§ Your task
Copy the stretch of the listing from the line containing "button[interactable]: Forget password" through the line containing "What elements are" word for word, both end lines included.

§ Data for this exercise
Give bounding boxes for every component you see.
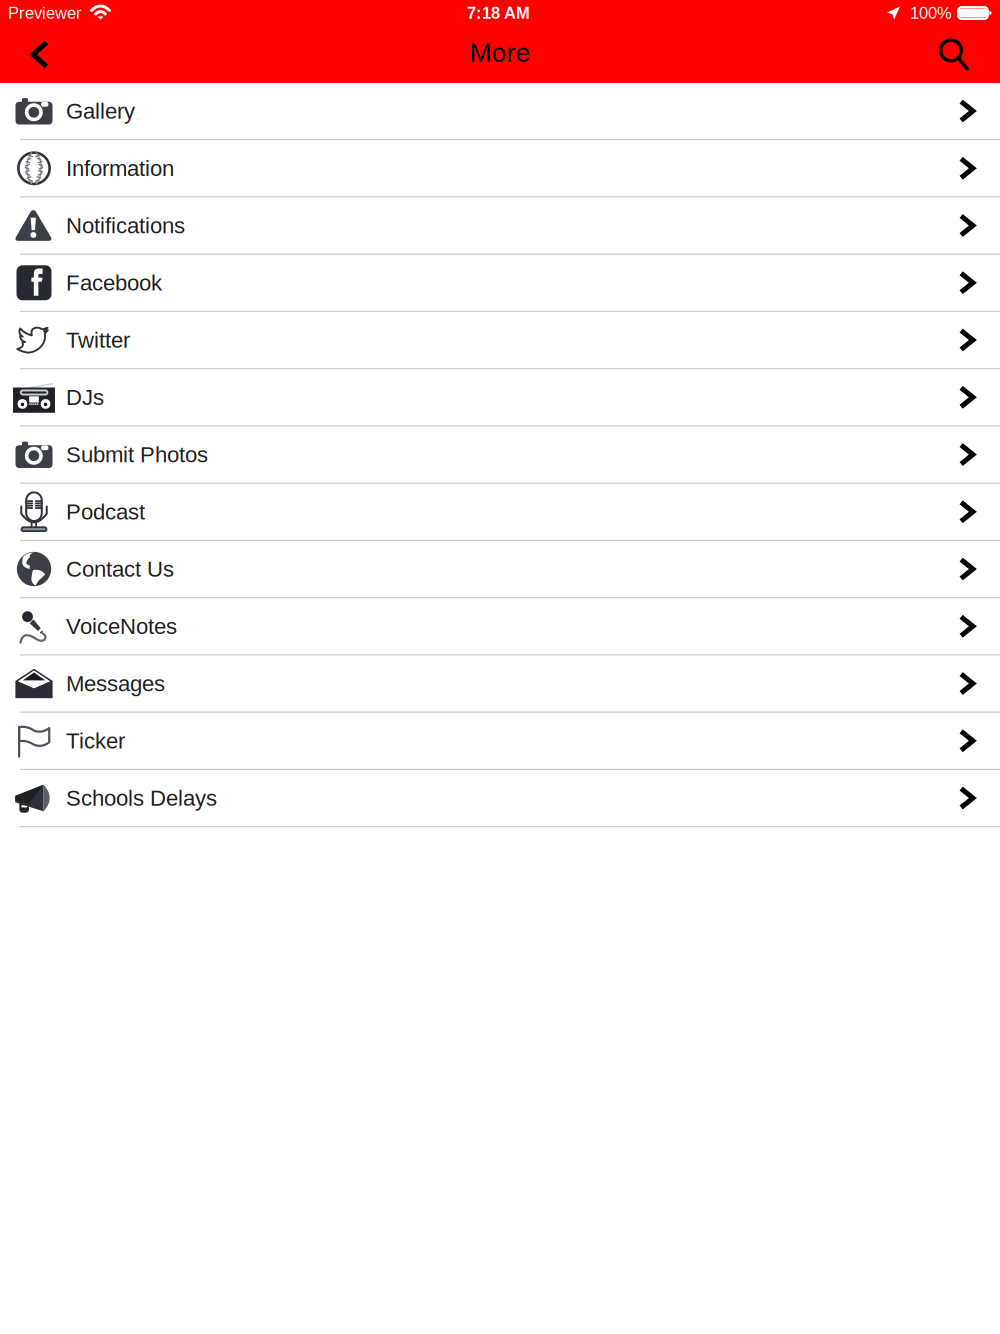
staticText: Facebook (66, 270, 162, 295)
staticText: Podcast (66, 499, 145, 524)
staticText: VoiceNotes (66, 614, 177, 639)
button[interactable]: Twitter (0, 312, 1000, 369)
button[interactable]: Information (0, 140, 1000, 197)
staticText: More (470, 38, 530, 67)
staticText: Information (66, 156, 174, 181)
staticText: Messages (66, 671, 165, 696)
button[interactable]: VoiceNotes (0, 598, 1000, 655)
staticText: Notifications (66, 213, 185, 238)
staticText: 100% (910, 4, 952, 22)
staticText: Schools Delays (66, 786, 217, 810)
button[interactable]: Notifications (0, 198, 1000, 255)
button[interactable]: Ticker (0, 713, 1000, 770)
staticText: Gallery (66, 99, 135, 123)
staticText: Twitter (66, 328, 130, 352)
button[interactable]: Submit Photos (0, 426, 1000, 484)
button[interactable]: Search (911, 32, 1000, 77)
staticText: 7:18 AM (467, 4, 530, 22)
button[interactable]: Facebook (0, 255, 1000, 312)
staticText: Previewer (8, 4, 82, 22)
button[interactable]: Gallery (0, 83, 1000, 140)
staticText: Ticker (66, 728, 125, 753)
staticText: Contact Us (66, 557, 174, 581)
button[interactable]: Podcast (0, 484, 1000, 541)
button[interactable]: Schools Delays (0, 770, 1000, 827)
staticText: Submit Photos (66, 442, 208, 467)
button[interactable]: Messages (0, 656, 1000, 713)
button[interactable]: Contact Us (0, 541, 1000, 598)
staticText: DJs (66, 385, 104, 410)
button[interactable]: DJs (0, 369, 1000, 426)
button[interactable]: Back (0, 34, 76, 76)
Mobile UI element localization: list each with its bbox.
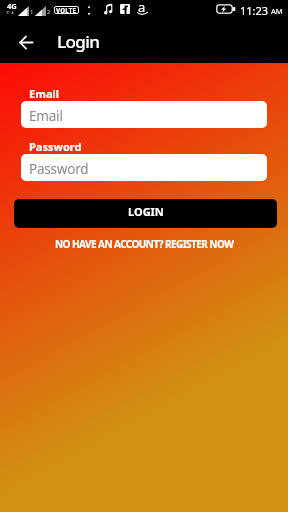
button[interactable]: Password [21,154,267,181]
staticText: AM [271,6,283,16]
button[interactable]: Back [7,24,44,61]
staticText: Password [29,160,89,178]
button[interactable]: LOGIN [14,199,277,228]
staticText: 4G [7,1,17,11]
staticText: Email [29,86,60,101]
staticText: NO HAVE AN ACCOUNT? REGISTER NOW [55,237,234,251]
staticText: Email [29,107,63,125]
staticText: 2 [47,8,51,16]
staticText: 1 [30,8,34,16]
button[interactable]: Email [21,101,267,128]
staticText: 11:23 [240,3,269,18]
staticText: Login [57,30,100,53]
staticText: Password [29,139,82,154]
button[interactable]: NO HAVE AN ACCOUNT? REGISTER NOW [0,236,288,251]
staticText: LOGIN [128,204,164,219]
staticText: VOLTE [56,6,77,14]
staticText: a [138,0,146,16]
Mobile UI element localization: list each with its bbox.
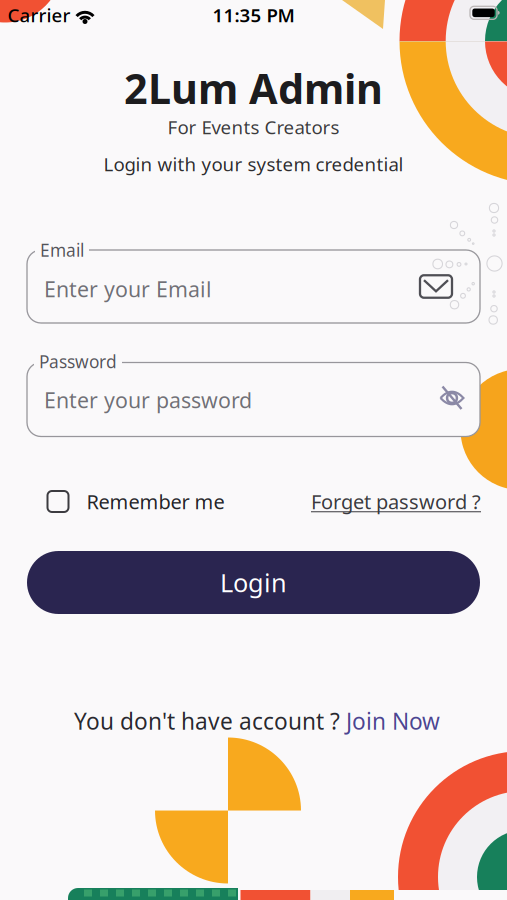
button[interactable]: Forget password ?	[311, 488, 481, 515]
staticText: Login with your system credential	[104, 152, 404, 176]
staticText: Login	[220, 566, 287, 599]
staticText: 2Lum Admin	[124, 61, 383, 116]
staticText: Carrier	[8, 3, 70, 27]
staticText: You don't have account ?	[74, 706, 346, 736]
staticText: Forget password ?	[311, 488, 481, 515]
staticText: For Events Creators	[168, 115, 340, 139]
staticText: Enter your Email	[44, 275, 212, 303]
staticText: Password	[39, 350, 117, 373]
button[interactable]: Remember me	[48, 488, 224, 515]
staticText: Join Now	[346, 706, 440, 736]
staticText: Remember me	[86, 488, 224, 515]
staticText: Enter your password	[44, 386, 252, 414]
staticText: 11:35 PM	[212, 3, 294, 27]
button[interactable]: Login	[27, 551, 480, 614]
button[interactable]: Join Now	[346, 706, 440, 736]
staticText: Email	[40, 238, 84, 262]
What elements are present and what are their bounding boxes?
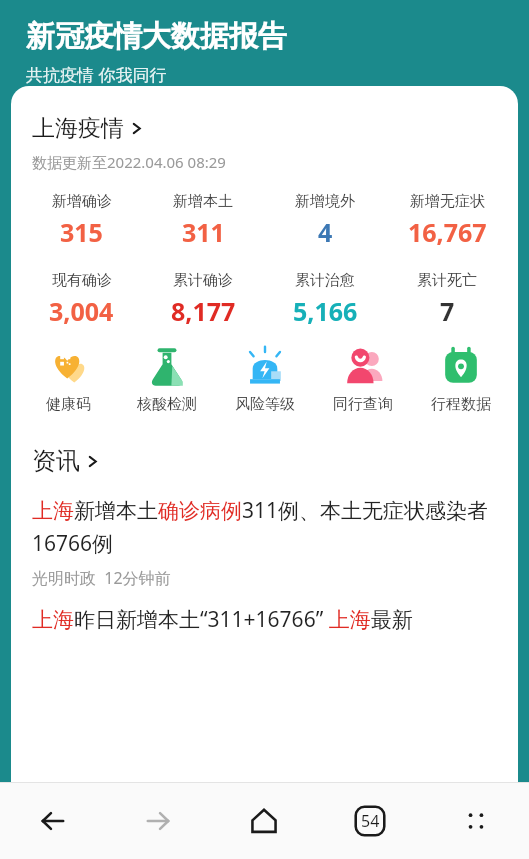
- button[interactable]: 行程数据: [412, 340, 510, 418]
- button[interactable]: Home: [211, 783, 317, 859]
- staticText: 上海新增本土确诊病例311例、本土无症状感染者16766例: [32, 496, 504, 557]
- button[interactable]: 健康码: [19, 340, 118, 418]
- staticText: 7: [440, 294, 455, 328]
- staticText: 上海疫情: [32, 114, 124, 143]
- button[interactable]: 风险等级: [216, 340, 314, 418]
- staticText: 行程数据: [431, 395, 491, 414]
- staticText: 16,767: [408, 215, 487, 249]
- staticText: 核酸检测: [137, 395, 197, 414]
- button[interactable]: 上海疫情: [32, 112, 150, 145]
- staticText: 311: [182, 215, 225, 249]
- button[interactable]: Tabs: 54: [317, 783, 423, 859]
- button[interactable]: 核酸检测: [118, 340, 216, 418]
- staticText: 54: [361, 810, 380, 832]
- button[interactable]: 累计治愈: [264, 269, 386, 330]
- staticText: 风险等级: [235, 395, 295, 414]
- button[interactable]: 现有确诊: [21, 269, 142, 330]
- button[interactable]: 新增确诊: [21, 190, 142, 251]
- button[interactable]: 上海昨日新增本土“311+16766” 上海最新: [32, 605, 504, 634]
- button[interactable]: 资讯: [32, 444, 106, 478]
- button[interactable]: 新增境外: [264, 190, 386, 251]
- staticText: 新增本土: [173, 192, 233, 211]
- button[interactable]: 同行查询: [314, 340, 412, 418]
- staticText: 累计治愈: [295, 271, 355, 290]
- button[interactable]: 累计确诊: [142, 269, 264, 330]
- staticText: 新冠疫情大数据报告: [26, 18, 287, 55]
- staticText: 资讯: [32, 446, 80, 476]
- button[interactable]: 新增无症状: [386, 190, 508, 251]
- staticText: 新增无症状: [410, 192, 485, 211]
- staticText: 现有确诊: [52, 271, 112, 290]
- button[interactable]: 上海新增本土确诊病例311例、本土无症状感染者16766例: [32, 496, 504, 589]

§ Expected answer
button[interactable]: Forget password ?	[311, 488, 481, 515]
staticText: Login with your system credential	[104, 152, 404, 176]
staticText: Login	[220, 566, 287, 599]
staticText: 2Lum Admin	[124, 61, 383, 116]
staticText: Carrier	[8, 3, 70, 27]
staticText: You don't have account ?	[74, 706, 346, 736]
staticText: Forget password ?	[311, 488, 481, 515]
staticText: For Events Creators	[168, 115, 340, 139]
staticText: Enter your Email	[44, 275, 212, 303]
staticText: Password	[39, 350, 117, 373]
button[interactable]: Remember me	[48, 488, 224, 515]
staticText: Join Now	[346, 706, 440, 736]
staticText: Remember me	[86, 488, 224, 515]
staticText: Enter your password	[44, 386, 252, 414]
staticText: 11:35 PM	[212, 3, 294, 27]
button[interactable]: Login	[27, 551, 480, 614]
button[interactable]: Join Now	[346, 706, 440, 736]
staticText: Email	[40, 238, 84, 262]
What elements are present and what are their bounding boxes?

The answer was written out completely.